> Written instruction: Scan the data for lines with "What" and report the count by itself.

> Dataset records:

<<<<

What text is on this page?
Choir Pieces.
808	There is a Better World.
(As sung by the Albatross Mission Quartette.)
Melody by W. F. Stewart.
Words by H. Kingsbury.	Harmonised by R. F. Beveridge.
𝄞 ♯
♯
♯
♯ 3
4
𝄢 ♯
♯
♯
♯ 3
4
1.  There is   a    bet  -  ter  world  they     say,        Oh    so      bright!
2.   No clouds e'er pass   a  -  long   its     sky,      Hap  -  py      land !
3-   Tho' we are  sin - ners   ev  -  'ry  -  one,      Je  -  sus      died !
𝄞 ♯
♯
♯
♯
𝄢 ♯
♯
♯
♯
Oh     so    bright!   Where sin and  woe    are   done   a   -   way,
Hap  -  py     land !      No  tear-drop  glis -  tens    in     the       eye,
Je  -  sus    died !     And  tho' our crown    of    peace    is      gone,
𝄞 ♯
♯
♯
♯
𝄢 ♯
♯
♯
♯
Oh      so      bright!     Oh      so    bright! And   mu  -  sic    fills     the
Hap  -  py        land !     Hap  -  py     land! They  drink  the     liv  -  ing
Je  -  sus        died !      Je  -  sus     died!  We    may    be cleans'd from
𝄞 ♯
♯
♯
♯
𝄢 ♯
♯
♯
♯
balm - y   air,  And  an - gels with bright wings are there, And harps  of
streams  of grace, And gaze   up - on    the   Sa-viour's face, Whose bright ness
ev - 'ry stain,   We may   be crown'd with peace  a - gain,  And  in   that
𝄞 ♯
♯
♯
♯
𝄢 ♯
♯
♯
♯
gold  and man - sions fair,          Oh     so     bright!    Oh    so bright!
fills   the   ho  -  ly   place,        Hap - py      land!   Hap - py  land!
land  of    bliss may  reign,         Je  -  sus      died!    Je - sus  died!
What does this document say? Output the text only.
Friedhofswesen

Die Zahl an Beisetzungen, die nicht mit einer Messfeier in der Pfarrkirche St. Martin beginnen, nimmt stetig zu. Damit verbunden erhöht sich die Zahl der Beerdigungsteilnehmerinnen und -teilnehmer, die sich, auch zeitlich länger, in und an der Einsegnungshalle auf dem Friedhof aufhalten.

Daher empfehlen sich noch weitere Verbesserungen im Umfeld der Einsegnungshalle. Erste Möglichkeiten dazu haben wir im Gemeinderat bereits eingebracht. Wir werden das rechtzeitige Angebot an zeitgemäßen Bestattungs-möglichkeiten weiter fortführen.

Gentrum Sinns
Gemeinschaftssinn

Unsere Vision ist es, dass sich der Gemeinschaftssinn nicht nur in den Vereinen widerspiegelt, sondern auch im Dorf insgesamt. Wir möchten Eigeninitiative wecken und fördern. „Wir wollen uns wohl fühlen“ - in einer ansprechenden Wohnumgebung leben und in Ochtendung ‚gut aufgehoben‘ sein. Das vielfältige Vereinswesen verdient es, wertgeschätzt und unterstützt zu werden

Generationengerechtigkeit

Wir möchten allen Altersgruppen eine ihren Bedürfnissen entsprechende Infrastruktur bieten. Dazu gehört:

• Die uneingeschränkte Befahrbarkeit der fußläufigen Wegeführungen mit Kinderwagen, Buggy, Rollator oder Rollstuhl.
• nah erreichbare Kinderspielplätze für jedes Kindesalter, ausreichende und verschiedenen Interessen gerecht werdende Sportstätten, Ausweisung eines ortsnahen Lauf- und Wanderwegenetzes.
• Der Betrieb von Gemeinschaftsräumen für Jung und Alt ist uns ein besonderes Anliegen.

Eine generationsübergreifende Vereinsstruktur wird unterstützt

>>>>

> Output for this task: 2